──────── Provided records ────────

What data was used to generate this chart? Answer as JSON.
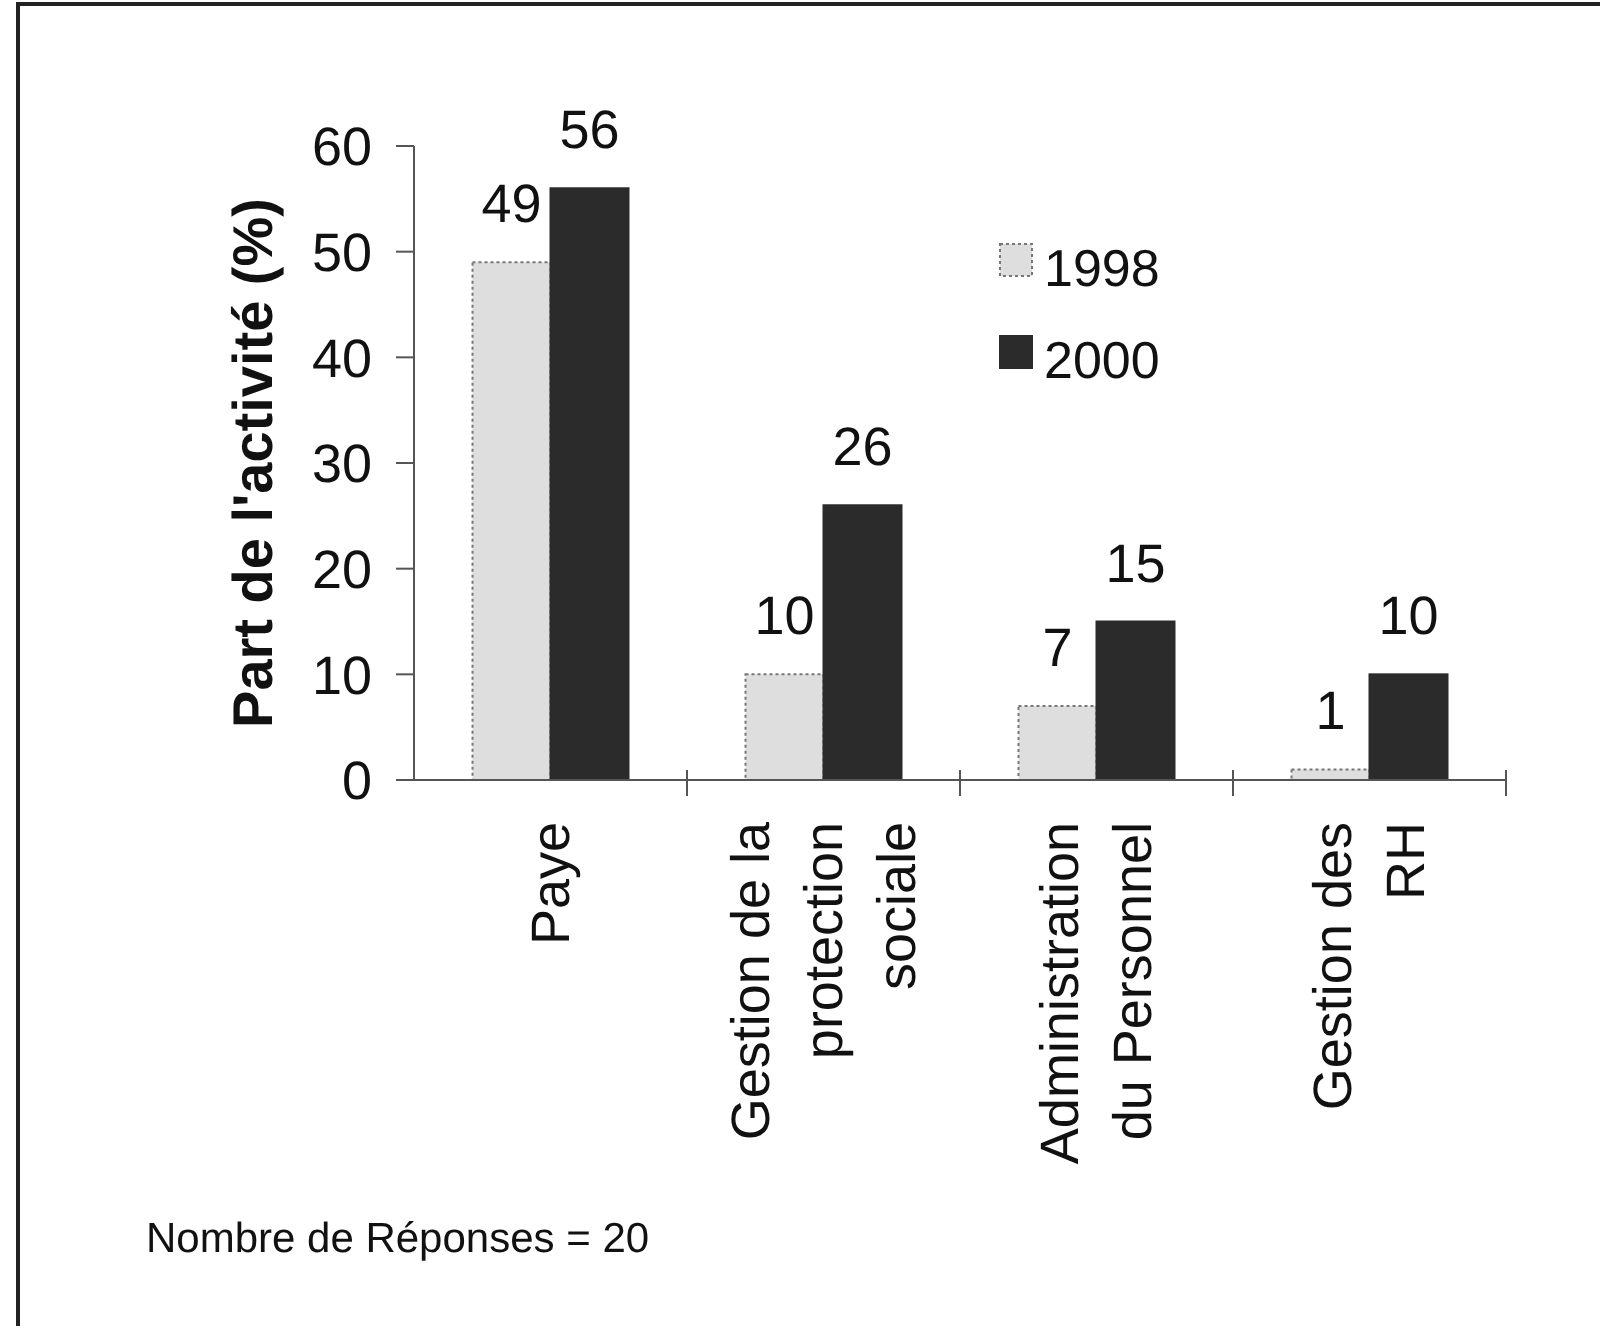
{
  "chart_data": {
    "type": "bar",
    "ylabel": "Part de l'activité (%)",
    "categories": [
      "Paye",
      "Gestion de la protection sociale",
      "Administration du Personnel",
      "Gestion des RH"
    ],
    "series": [
      {
        "name": "1998",
        "color": "#dedede",
        "values": [
          49,
          10,
          7,
          1
        ]
      },
      {
        "name": "2000",
        "color": "#2b2b2b",
        "values": [
          56,
          26,
          15,
          10
        ]
      }
    ],
    "ylim": [
      0,
      60
    ],
    "yticks": [
      0,
      10,
      20,
      30,
      40,
      50,
      60
    ],
    "data_labels": true,
    "legend": "top right",
    "annotations": [
      "Nombre de Réponses = 20"
    ]
  }
}
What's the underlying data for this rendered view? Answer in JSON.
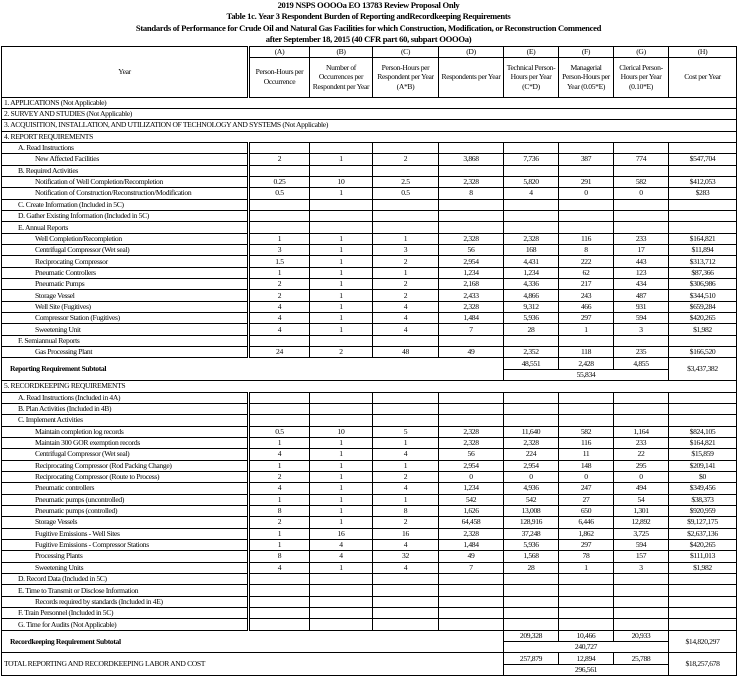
{
  "titles": [
    "2019 NSPS OOOOa EO 13783 Review Proposal Only",
    "Table 1c.  Year 3 Respondent Burden of Reporting andRecordkeeping Requirements",
    "Standards of Performance for Crude Oil and Natural Gas Facilities for which Construction, Modification, or Reconstruction Commenced",
    "after September 18, 2015 (40 CFR part 60, subpart OOOOa)"
  ],
  "header": {
    "year": "Year",
    "letters": [
      "(A)",
      "(B)",
      "(C)",
      "(D)",
      "(E)",
      "(F)",
      "(G)",
      "(H)"
    ],
    "columns": [
      "Person-Hours per Occurrence",
      "Number of Occurrences per Respondent per Year",
      "Person-Hours per Respondent per Year (A*B)",
      "Respondents per Year",
      "Technical Person-Hours per Year (C*D)",
      "Managerial Person-Hours per Year (0.05*E)",
      "Clerical Person-Hours per Year (0.10*E)",
      "Cost per Year"
    ]
  },
  "rows": [
    {
      "type": "section",
      "label": "1. APPLICATIONS (Not Applicable)"
    },
    {
      "type": "section",
      "label": "2. SURVEY AND STUDIES (Not Applicable)"
    },
    {
      "type": "section",
      "label": "3. ACQUISITION, INSTALLATION, AND UTILIZATION OF TECHNOLOGY AND SYSTEMS (Not Applicable)"
    },
    {
      "type": "section",
      "label": "4. REPORT REQUIREMENTS"
    },
    {
      "type": "sub",
      "label": "A. Read Instructions"
    },
    {
      "type": "item",
      "label": "New Affected Facilities",
      "values": [
        "2",
        "1",
        "2",
        "3,868",
        "7,736",
        "387",
        "774",
        "$547,704"
      ]
    },
    {
      "type": "sub",
      "label": "B. Required Activities"
    },
    {
      "type": "item",
      "label": "Notification of Well Completion/Recompletion",
      "values": [
        "0.25",
        "10",
        "2.5",
        "2,328",
        "5,820",
        "291",
        "582",
        "$412,053"
      ]
    },
    {
      "type": "item",
      "label": "Notification of Construction/Reconstruction/Modification",
      "values": [
        "0.5",
        "1",
        "0.5",
        "8",
        "4",
        "0",
        "0",
        "$283"
      ]
    },
    {
      "type": "sub",
      "label": "C. Create Information (Included in 5C)"
    },
    {
      "type": "sub",
      "label": "D. Gather Existing Information (Included in 5C)"
    },
    {
      "type": "sub",
      "label": "E. Annual Reports"
    },
    {
      "type": "item",
      "label": "Well Completion/Recompletion",
      "values": [
        "1",
        "1",
        "1",
        "2,328",
        "2,328",
        "116",
        "233",
        "$164,821"
      ]
    },
    {
      "type": "item",
      "label": "Centrifugal Compressor (Wet seal)",
      "values": [
        "3",
        "1",
        "3",
        "56",
        "168",
        "8",
        "17",
        "$11,894"
      ]
    },
    {
      "type": "item",
      "label": "Reciprocating Compressor",
      "values": [
        "1.5",
        "1",
        "2",
        "2,954",
        "4,431",
        "222",
        "443",
        "$313,712"
      ]
    },
    {
      "type": "item",
      "label": "Pneumatic Controllers",
      "values": [
        "1",
        "1",
        "1",
        "1,234",
        "1,234",
        "62",
        "123",
        "$87,366"
      ]
    },
    {
      "type": "item",
      "label": "Pneumatic Pumps",
      "values": [
        "2",
        "1",
        "2",
        "2,168",
        "4,336",
        "217",
        "434",
        "$306,986"
      ]
    },
    {
      "type": "item",
      "label": "Storage Vessel",
      "values": [
        "2",
        "1",
        "2",
        "2,433",
        "4,866",
        "243",
        "487",
        "$344,510"
      ]
    },
    {
      "type": "item",
      "label": "Well Site (Fugitives)",
      "values": [
        "4",
        "1",
        "4",
        "2,328",
        "9,312",
        "466",
        "931",
        "$659,284"
      ]
    },
    {
      "type": "item",
      "label": "Compressor Station (Fugitives)",
      "values": [
        "4",
        "1",
        "4",
        "1,484",
        "5,936",
        "297",
        "594",
        "$420,265"
      ]
    },
    {
      "type": "item",
      "label": "Sweetening Unit",
      "values": [
        "4",
        "1",
        "4",
        "7",
        "28",
        "1",
        "3",
        "$1,982"
      ]
    },
    {
      "type": "sub",
      "label": "F. Semiannual Reports"
    },
    {
      "type": "item",
      "label": "Gas Processing Plant",
      "values": [
        "24",
        "2",
        "48",
        "49",
        "2,352",
        "118",
        "235",
        "$166,520"
      ]
    },
    {
      "type": "subtotal",
      "label": "Reporting Requirement Subtotal",
      "e": "48,551",
      "f": "2,428",
      "g": "4,855",
      "combined": "55,834",
      "h": "$3,437,382"
    },
    {
      "type": "section",
      "label": "5. RECORDKEEPING REQUIREMENTS"
    },
    {
      "type": "sub",
      "label": "A. Read Instructions (Included in 4A)"
    },
    {
      "type": "sub",
      "label": "B. Plan Activities (Included in 4B)"
    },
    {
      "type": "sub",
      "label": "C. Implement Activities"
    },
    {
      "type": "item",
      "label": "Maintain completion log records",
      "values": [
        "0.5",
        "10",
        "5",
        "2,328",
        "11,640",
        "582",
        "1,164",
        "$824,105"
      ]
    },
    {
      "type": "item",
      "label": "Maintain 300 GOR exemption records",
      "values": [
        "1",
        "1",
        "1",
        "2,328",
        "2,328",
        "116",
        "233",
        "$164,821"
      ]
    },
    {
      "type": "item",
      "label": "Centrifugal Compressor (Wet seal)",
      "values": [
        "4",
        "1",
        "4",
        "56",
        "224",
        "11",
        "22",
        "$15,859"
      ]
    },
    {
      "type": "item",
      "label": "Reciprocating Compressor (Rod Packing Change)",
      "values": [
        "1",
        "1",
        "1",
        "2,954",
        "2,954",
        "148",
        "295",
        "$209,141"
      ]
    },
    {
      "type": "item",
      "label": "Reciprocating Compressor (Route to Process)",
      "values": [
        "2",
        "1",
        "2",
        "0",
        "0",
        "0",
        "0",
        "$0"
      ]
    },
    {
      "type": "item",
      "label": "Pneumatic controllers",
      "values": [
        "4",
        "1",
        "4",
        "1,234",
        "4,936",
        "247",
        "494",
        "$349,456"
      ]
    },
    {
      "type": "item",
      "label": "Pneumatic pumps (uncontrolled)",
      "values": [
        "1",
        "1",
        "1",
        "542",
        "542",
        "27",
        "54",
        "$38,373"
      ]
    },
    {
      "type": "item",
      "label": "Pneumatic pumps (controlled)",
      "values": [
        "8",
        "1",
        "8",
        "1,626",
        "13,008",
        "650",
        "1,301",
        "$920,959"
      ]
    },
    {
      "type": "item",
      "label": "Storage Vessels",
      "values": [
        "2",
        "1",
        "2",
        "64,458",
        "128,916",
        "6,446",
        "12,892",
        "$9,127,175"
      ]
    },
    {
      "type": "item",
      "label": "Fugitive Emissions - Well Sites",
      "values": [
        "1",
        "16",
        "16",
        "2,328",
        "37,248",
        "1,862",
        "3,725",
        "$2,637,136"
      ]
    },
    {
      "type": "item",
      "label": "Fugitive Emissions - Compressor Stations",
      "values": [
        "1",
        "4",
        "4",
        "1,484",
        "5,936",
        "297",
        "594",
        "$420,265"
      ]
    },
    {
      "type": "item",
      "label": "Processing Plants",
      "values": [
        "8",
        "4",
        "32",
        "49",
        "1,568",
        "78",
        "157",
        "$111,013"
      ]
    },
    {
      "type": "item",
      "label": "Sweetening Units",
      "values": [
        "4",
        "1",
        "4",
        "7",
        "28",
        "1",
        "3",
        "$1,982"
      ]
    },
    {
      "type": "sub",
      "label": "D. Record Data (Included in 5C)"
    },
    {
      "type": "sub",
      "label": "E. Time to Transmit or Disclose Information"
    },
    {
      "type": "sub2",
      "label": "Records required by standards (Included in 4E)"
    },
    {
      "type": "sub",
      "label": "F. Train Personnel (Included in 5C)"
    },
    {
      "type": "sub",
      "label": "G. Time for Audits (Not Applicable)"
    },
    {
      "type": "subtotal",
      "label": "Recordkeeping Requirement Subtotal",
      "e": "209,328",
      "f": "10,466",
      "g": "20,933",
      "combined": "240,727",
      "h": "$14,820,297"
    },
    {
      "type": "total",
      "label": "TOTAL REPORTING AND RECORDKEEPING LABOR AND COST",
      "e": "257,879",
      "f": "12,894",
      "g": "25,788",
      "combined": "296,561",
      "h": "$18,257,678"
    }
  ]
}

────────

■ **What this task involves**:
Collect the lines of the data that carry the word "JSON".

■ **Answer to this task**:
What data was used to generate this chart? Answer as JSON.
What's the underlying data for this rendered view? Answer in JSON.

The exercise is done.